It is worth noting too that, in setting the TMD, ASIC contemplates that some current products may not comply with the DDO legislation at all. This could be due to the risks involved with the product, its low value or that it is “inherently flawed”. ASIC anticipates that such characteristics might render the product unlikely to be consistent with the objectives, financial situation and needs of “any” potential customers.
By way of example, ASIC refers to funeral insurance which, it notes, has had both a low loss ratio (observed by the Royal Commission to be between 25% and 33%) and the potential for a customer to pay more in premium than they would be entitled to receive on a claim. Accepting that some insurance products may have a justifiable need for lower loss ratios (for instance, because of long-term claims volatility) or low claims payments relative to premium (for instance, because of a high claims frequency), products which have these characteristics should be carefully reviewed as part of DDO preparations to determine whether there is a need for fundamental re-design or, in some cases, withdrawal.

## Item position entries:
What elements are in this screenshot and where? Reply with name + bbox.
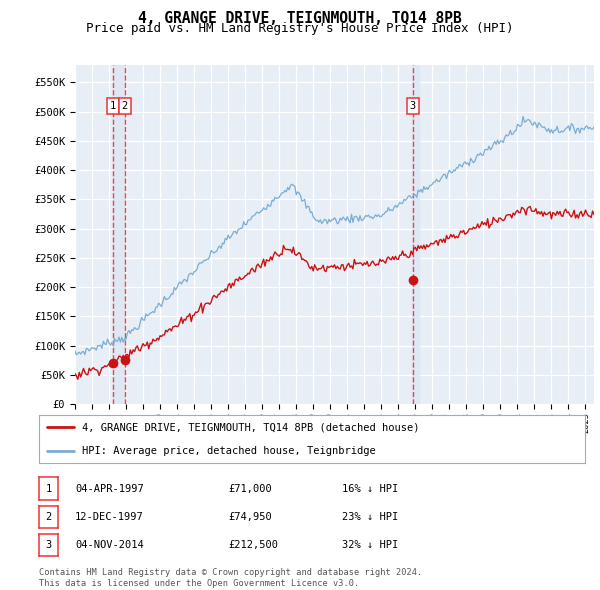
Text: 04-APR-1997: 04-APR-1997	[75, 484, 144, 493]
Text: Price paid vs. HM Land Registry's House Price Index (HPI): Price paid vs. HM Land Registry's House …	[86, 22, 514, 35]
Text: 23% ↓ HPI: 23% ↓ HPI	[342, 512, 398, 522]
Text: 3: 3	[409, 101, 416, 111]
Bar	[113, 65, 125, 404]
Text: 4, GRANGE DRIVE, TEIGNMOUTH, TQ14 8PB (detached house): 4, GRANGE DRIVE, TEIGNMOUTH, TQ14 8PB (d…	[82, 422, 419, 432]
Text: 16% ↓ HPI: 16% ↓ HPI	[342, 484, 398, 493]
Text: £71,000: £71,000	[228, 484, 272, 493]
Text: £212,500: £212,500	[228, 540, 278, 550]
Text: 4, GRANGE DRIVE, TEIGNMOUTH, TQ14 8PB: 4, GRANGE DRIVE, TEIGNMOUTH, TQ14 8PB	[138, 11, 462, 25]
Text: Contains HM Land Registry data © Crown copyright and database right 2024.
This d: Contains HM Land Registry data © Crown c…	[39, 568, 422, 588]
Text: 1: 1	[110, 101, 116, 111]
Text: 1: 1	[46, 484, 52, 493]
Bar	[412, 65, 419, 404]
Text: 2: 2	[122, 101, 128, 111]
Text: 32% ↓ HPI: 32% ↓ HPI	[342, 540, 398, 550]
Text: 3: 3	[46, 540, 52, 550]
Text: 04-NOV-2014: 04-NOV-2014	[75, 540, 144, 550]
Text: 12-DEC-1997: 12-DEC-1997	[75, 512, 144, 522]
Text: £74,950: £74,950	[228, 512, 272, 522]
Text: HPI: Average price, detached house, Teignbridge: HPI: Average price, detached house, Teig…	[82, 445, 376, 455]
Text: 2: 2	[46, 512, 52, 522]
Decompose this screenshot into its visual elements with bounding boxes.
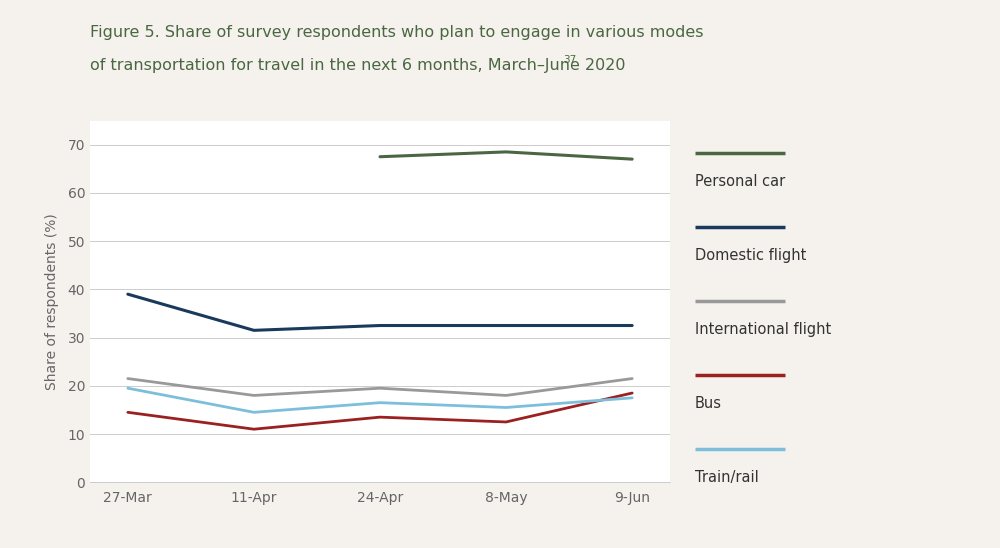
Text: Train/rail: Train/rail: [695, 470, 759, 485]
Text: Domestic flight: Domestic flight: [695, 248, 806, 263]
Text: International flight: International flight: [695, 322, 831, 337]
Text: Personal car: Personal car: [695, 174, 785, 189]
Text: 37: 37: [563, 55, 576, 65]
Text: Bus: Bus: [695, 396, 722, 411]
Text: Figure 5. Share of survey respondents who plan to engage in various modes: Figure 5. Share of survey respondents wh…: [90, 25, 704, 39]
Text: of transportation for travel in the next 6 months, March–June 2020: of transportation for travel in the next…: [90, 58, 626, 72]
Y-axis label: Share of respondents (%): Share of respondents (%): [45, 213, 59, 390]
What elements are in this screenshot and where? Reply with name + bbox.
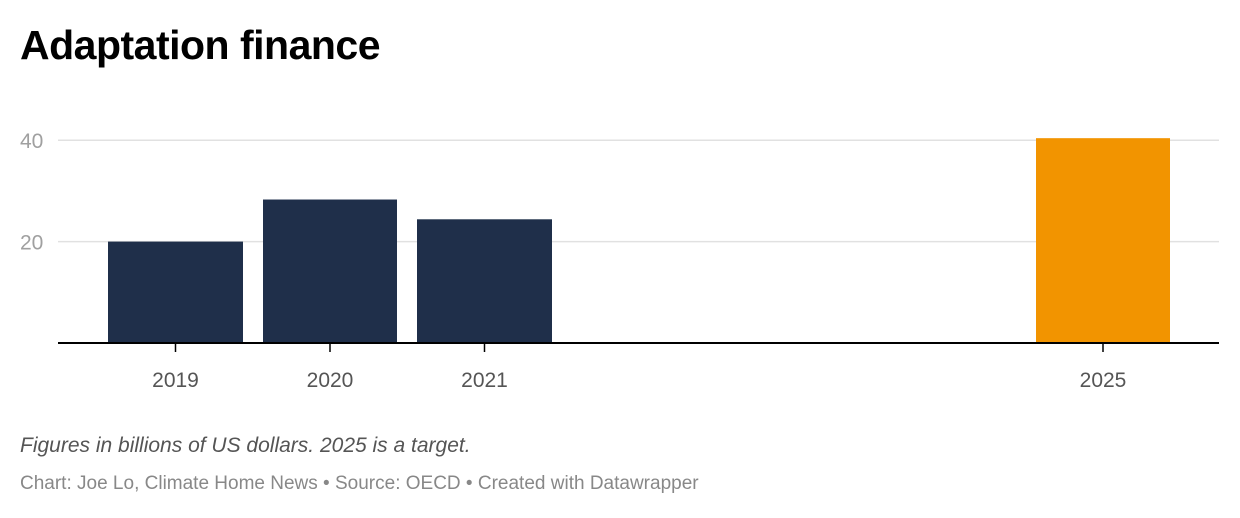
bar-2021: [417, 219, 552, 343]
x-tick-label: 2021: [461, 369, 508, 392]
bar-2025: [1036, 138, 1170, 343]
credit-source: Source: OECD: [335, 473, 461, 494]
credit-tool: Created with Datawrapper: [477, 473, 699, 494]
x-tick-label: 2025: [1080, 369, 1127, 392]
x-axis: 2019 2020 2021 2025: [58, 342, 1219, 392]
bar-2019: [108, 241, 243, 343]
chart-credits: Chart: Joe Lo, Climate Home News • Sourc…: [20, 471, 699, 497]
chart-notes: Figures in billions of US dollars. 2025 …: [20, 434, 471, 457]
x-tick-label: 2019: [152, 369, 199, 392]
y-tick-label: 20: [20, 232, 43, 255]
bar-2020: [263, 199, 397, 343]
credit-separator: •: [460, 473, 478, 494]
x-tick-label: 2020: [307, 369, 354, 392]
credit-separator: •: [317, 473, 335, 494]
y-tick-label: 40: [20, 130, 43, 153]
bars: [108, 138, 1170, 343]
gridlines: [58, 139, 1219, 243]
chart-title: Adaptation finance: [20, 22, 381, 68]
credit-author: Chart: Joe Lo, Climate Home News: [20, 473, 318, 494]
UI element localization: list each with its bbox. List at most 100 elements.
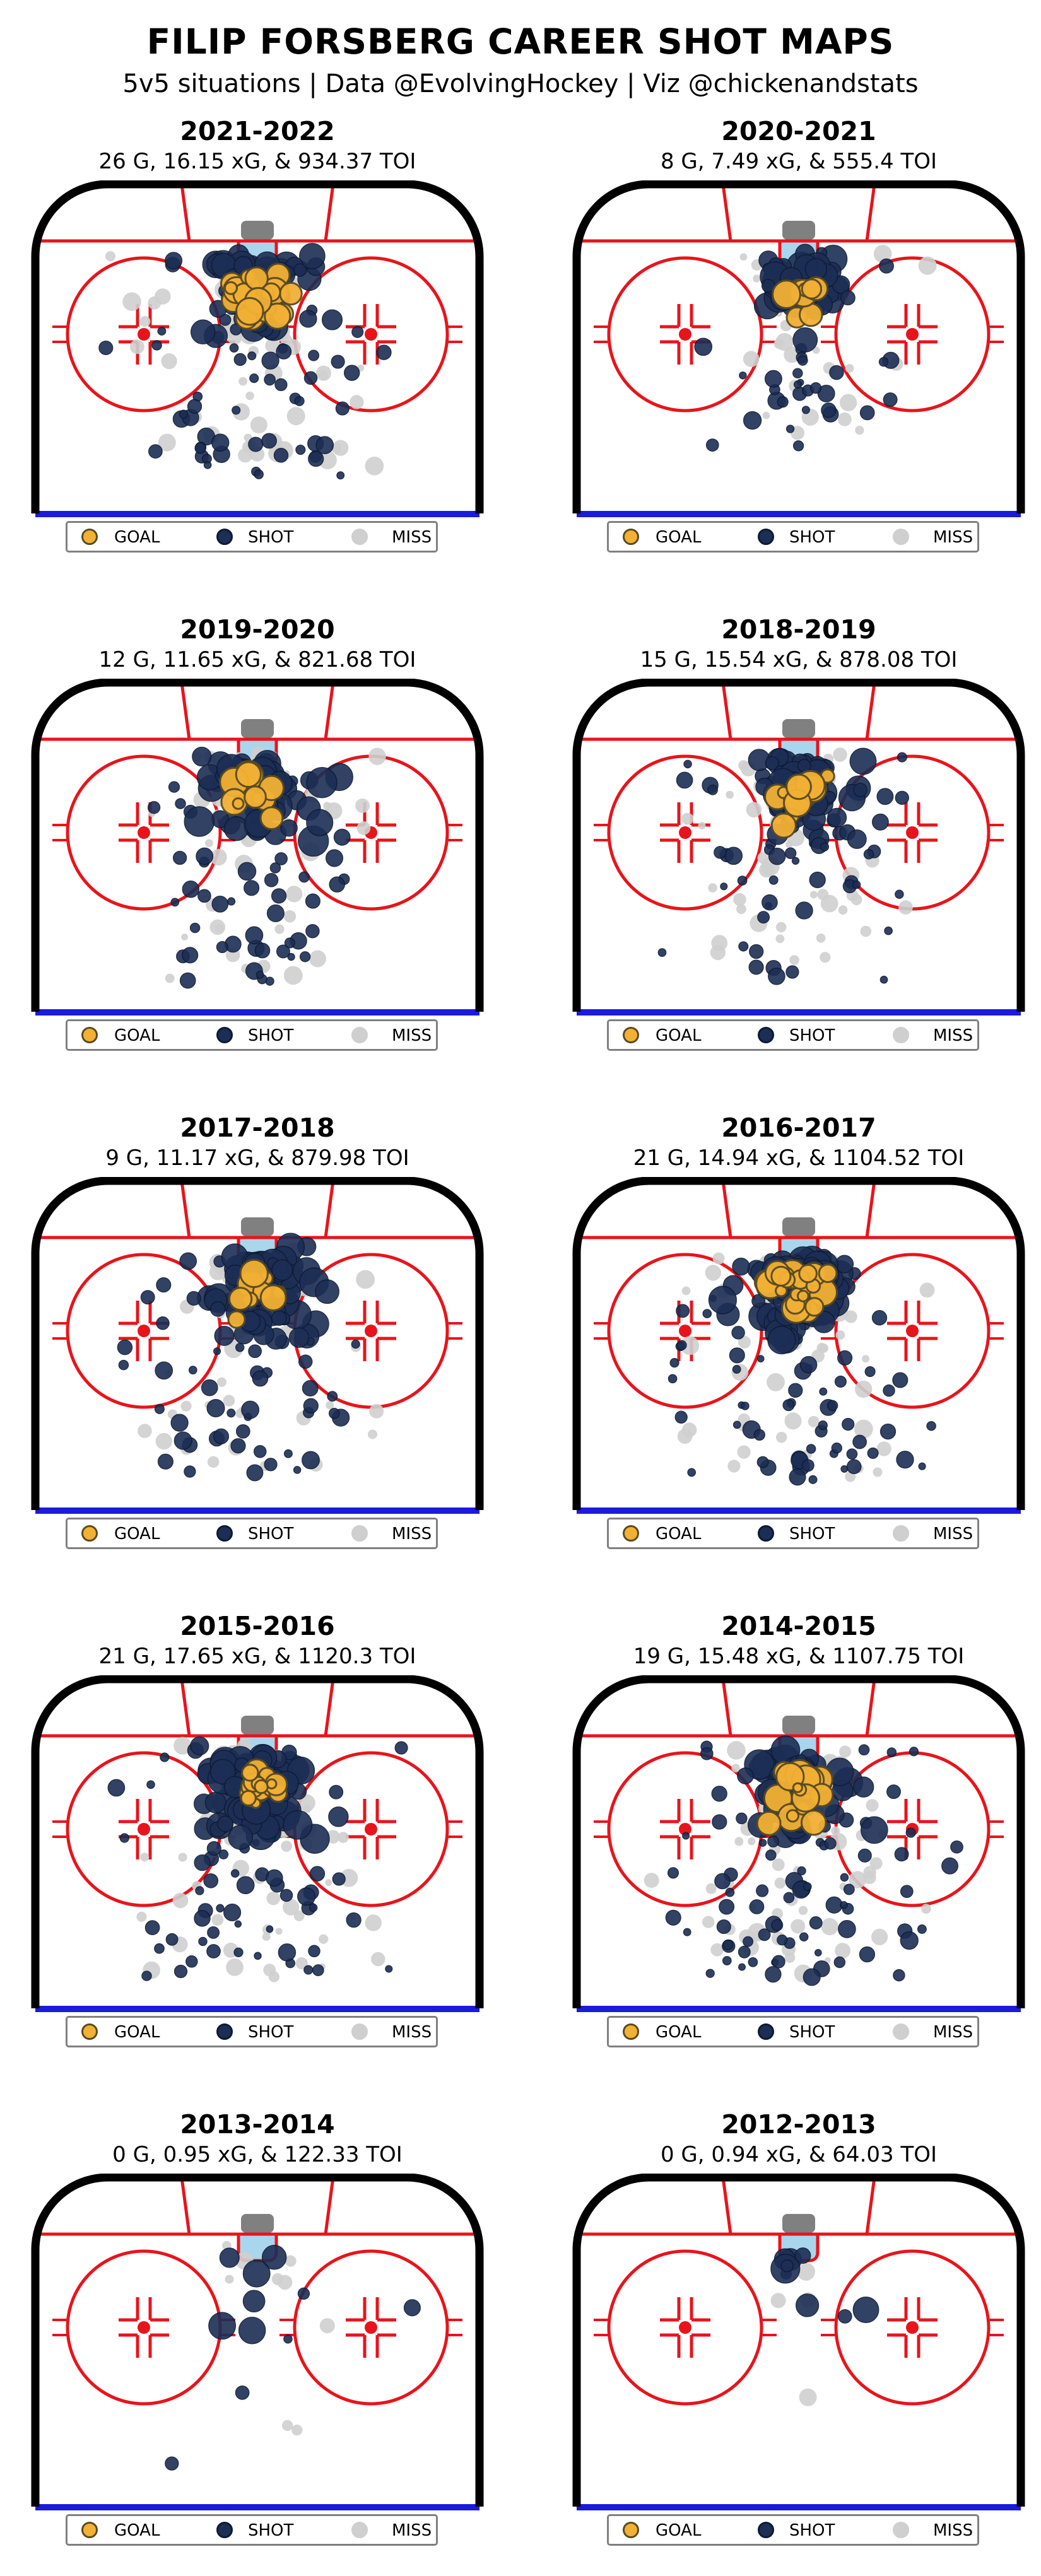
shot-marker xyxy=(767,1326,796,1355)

## Tasks:
1. Using the insurance passage, state whether each statement agrees with it, answering yes or no and quoting the deciding words: (a) The Royal Commission observed loss ratios for funeral insurance between 25% and 33%. (b) ASIC expects every current product to comply with the DDO legislation. (c) A high claims frequency is offered as one reason a product might have low claims payments relative to premium.
2. Return the entries unchanged, everything from their first line down to the line that contains "Decompose this screenshot", and leave out the pictures.

## Answers to the exercise:
1.
(a) Yes: "observed by the Royal Commission to be between 25% and 33%"
(b) No: "ASIC contemplates that some current products may not comply with the DDO legislation at all"
(c) Yes: "low claims payments relative to premium (for instance, because of a high claims frequency)"

2.
What elements are in this screenshot and where? Reply with name + bbox.
Text: 04-APR-1997: 04-APR-1997	[75, 484, 144, 493]
Text: Price paid vs. HM Land Registry's House Price Index (HPI): Price paid vs. HM Land Registry's House …	[86, 22, 514, 35]
Text: 23% ↓ HPI: 23% ↓ HPI	[342, 512, 398, 522]
Text: 3: 3	[409, 101, 416, 111]
Bar	[113, 65, 125, 404]
Text: 4, GRANGE DRIVE, TEIGNMOUTH, TQ14 8PB (detached house): 4, GRANGE DRIVE, TEIGNMOUTH, TQ14 8PB (d…	[82, 422, 419, 432]
Text: 16% ↓ HPI: 16% ↓ HPI	[342, 484, 398, 493]
Text: £71,000: £71,000	[228, 484, 272, 493]
Text: £212,500: £212,500	[228, 540, 278, 550]
Text: 4, GRANGE DRIVE, TEIGNMOUTH, TQ14 8PB: 4, GRANGE DRIVE, TEIGNMOUTH, TQ14 8PB	[138, 11, 462, 25]
Text: Contains HM Land Registry data © Crown copyright and database right 2024.
This d: Contains HM Land Registry data © Crown c…	[39, 568, 422, 588]
Text: 1: 1	[110, 101, 116, 111]
Text: 1: 1	[46, 484, 52, 493]
Bar	[412, 65, 419, 404]
Text: 2: 2	[122, 101, 128, 111]
Text: 32% ↓ HPI: 32% ↓ HPI	[342, 540, 398, 550]
Text: 3: 3	[46, 540, 52, 550]
Text: 04-NOV-2014: 04-NOV-2014	[75, 540, 144, 550]
Text: 12-DEC-1997: 12-DEC-1997	[75, 512, 144, 522]
Text: £74,950: £74,950	[228, 512, 272, 522]
Text: HPI: Average price, detached house, Teignbridge: HPI: Average price, detached house, Teig…	[82, 445, 376, 455]
Text: 2: 2	[46, 512, 52, 522]
Decompose this screenshot into its visual elements with bounding boxes.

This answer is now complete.